→ Text provided:

———

B. Stomach contents may be aspirated and analyzed for volume and free and total acid.
C. Gastric analysis, performed by means of a nasogastric tube.
- Maintain NPO 6–8 hours prior to the test.
- Pass nasogastric tube, verify its presence in the stomach, tape to client’s nose.
- Collect fasting specimens.
- Administer agents, such as alcohol, caffeine, histamine (0.2 mg subcutaneous), as ordered, to stimulate the flow of gastric acid.
a. Watch for side effects of histamine, including flushing, headache, and hypotension.
b. Do not give drug to clients with a history of asthma or other allergic conditions.
- Collect specimens as ordered, usually at 10- to 20-minute intervals.
- Label specimens and send to laboratory.
- Withdraw nasogastric tube, offer oral hygiene, make client comfortable.
- Gastric acid is high in the presence of duodenal ulcers and low in pernicious anemia.
D . Gastric washings for acid-fast bacilli.
- Have client fast 6–8 hours prior to the procedure.
- Insert nasogastric tube and secure to client’s nose.
- Send specimens to the laboratory to determine the presence of acid-fast bacilli.
- Wash your hands carefully, wear gloves, and protect yourself from direct contact with specimens.
- This procedure is performed on suspected cases of active pulmonary tuberculosis when it is difficult to secure sputum for analysis and clients have swallowed sputum.
E. Analysis of stools.
- Stool specimens are examined for amount, consistency, color, shape, blood, fecal urobilinogen, fat, nitrogen, parasites, food residue, and other substances.
- Stool cultures are also done for bacteria and viruses.
- Some foods and medicines can affect stool color: spinach, green; cocoa, dark red; senna, yellow; iron, black; upper GI bleeding, tarry black; lower GI bleeding, bright red.
- Stool abnormalities.
a. Steatorrhea: bulky, greasy and foamy, foul odor.
b. Biliary obstruction: light gray or clay-colored.
c. Ulcerative colitis: loose stools, with copious amounts of mucus or pus.
d. Constipation or obstruction: small, hard masses.
- Specimen collection.
a. Specimens for detection of ova and parasites should be sent to the laboratory while the stool is still warm and fresh.

———

→ Entries shown:
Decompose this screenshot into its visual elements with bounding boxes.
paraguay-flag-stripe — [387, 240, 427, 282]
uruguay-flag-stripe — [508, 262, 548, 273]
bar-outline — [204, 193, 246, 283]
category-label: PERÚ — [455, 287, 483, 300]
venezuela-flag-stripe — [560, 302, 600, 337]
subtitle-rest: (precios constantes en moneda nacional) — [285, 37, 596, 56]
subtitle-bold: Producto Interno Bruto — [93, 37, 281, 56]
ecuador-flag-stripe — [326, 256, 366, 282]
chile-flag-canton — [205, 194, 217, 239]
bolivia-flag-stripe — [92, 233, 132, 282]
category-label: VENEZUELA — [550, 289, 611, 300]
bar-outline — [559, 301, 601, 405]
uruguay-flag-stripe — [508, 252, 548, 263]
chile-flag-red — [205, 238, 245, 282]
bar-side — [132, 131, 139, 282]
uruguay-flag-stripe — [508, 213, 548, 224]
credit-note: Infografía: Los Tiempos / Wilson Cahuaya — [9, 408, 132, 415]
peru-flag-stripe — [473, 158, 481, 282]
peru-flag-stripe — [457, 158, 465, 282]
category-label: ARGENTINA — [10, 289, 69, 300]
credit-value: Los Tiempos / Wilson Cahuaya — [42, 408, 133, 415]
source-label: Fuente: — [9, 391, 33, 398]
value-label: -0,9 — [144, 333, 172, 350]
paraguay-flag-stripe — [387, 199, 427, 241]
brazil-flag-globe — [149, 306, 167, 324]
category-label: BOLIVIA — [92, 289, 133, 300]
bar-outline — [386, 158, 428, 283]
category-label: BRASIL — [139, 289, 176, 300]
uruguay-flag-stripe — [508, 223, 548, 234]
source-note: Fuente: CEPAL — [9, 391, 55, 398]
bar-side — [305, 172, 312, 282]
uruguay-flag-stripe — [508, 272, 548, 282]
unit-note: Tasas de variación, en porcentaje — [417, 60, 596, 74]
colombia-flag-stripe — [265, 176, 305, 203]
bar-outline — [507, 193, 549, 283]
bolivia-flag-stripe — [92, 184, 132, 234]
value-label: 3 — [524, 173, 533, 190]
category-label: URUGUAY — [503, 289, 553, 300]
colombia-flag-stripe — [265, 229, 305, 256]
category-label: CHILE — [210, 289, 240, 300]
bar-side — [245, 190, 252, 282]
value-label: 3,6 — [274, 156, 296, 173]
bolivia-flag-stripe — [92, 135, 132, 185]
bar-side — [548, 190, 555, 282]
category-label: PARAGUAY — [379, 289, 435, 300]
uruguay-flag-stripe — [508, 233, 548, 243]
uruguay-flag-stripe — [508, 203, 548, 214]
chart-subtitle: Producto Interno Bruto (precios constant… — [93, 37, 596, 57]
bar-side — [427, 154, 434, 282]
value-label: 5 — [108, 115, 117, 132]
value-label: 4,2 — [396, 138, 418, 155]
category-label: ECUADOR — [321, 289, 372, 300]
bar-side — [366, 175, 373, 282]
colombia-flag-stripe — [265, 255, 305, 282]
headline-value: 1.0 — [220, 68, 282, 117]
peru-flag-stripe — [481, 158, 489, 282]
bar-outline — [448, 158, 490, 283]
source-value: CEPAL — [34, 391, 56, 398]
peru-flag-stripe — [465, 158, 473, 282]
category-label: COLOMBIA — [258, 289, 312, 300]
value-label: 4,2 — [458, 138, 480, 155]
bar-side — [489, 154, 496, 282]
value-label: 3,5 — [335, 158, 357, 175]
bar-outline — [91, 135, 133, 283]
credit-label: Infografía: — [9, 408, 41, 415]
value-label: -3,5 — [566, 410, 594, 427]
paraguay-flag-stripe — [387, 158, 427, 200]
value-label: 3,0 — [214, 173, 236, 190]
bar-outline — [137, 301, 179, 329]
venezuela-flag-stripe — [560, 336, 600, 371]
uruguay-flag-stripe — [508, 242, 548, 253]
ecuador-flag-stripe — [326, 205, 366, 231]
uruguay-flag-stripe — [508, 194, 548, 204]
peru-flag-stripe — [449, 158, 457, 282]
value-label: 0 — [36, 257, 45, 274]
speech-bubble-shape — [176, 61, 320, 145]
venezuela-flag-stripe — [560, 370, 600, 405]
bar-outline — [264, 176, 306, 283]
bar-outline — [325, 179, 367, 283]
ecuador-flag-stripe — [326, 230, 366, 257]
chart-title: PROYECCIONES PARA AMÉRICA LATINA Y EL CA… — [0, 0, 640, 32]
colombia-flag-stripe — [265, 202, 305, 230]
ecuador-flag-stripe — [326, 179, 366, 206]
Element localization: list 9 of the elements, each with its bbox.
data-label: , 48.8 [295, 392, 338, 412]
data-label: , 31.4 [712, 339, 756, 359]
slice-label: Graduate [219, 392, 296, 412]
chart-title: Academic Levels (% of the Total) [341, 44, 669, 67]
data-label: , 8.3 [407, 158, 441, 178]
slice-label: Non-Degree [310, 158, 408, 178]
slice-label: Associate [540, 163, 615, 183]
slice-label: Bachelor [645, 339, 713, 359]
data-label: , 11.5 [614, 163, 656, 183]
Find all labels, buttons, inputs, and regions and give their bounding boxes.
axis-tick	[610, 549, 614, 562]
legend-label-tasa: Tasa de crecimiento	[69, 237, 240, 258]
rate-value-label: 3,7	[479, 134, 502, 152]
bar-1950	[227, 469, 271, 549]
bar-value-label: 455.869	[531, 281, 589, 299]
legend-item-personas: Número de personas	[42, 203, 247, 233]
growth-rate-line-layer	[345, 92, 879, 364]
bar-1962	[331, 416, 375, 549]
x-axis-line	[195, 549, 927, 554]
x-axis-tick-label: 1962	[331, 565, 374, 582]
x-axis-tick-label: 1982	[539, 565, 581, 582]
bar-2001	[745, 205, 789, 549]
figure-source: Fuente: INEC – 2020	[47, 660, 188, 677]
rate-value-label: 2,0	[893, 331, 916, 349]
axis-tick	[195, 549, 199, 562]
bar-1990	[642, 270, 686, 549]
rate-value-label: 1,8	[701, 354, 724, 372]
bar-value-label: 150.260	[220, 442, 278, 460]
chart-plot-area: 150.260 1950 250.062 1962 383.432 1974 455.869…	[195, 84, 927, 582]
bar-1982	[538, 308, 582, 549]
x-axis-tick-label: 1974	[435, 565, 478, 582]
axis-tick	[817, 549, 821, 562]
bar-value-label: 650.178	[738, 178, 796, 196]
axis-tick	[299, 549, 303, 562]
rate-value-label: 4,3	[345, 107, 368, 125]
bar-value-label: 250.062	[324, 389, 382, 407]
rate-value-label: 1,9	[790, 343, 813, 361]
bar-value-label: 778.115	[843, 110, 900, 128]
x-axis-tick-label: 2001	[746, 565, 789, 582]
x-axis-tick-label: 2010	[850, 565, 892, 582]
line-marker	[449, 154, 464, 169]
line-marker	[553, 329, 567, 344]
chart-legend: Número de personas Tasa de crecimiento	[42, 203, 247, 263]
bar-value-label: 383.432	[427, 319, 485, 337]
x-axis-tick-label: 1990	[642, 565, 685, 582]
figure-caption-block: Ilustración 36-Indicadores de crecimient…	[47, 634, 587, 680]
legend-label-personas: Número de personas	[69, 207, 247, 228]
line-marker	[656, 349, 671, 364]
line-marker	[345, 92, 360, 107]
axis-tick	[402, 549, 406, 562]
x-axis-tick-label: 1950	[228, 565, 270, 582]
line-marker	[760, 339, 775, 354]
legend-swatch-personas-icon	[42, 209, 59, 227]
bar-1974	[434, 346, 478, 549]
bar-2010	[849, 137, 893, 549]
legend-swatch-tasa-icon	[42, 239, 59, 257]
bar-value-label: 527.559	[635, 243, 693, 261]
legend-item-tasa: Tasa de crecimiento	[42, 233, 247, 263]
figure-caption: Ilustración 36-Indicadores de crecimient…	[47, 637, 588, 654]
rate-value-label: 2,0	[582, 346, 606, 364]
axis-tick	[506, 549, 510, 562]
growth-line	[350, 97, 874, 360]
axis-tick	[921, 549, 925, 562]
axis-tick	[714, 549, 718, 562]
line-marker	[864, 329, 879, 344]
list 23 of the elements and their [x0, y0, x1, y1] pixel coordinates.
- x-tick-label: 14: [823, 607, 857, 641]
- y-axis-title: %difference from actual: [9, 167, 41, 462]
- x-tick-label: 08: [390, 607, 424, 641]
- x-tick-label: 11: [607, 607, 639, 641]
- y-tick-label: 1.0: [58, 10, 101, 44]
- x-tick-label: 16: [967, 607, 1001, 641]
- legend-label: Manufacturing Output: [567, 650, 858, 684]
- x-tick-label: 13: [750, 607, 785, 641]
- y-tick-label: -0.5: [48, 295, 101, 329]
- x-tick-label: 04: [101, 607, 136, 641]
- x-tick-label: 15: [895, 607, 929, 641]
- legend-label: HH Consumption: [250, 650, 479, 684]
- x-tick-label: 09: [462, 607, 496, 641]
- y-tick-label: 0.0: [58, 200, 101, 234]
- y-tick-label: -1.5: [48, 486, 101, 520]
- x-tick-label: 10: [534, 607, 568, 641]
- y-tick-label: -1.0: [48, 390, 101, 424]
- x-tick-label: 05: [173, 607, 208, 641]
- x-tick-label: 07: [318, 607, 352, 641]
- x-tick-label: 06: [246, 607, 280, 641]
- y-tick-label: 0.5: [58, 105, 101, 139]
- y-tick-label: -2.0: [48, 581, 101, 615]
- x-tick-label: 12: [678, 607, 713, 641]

———

→ Check your understanding:
(1) Answer these questions from the text on gastric and stool analysis:
(a) How many hours should the client take nothing by mouth before gastric analysis?
(b) What color are stools with biliary obstruction?
(c) What color does iron make the stool?
(2) Set down word for word the part of the text on gastric and stool analysis starting with "E. Analysis of" and going on through "bacteria and viruses.".
Use only the text on gastric and stool analysis to respond; do not draw on outside knowledge.

→ Your written answers:
(1)
(a) 6–8 hours
(b) Light gray or clay-colored
(c) Black

(2)
E. Analysis of stools.
- Stool specimens are examined for amount, consistency, color, shape, blood, fecal urobilinogen, fat, nitrogen, parasites, food residue, and other substances.
- Stool cultures are also done for bacteria and viruses.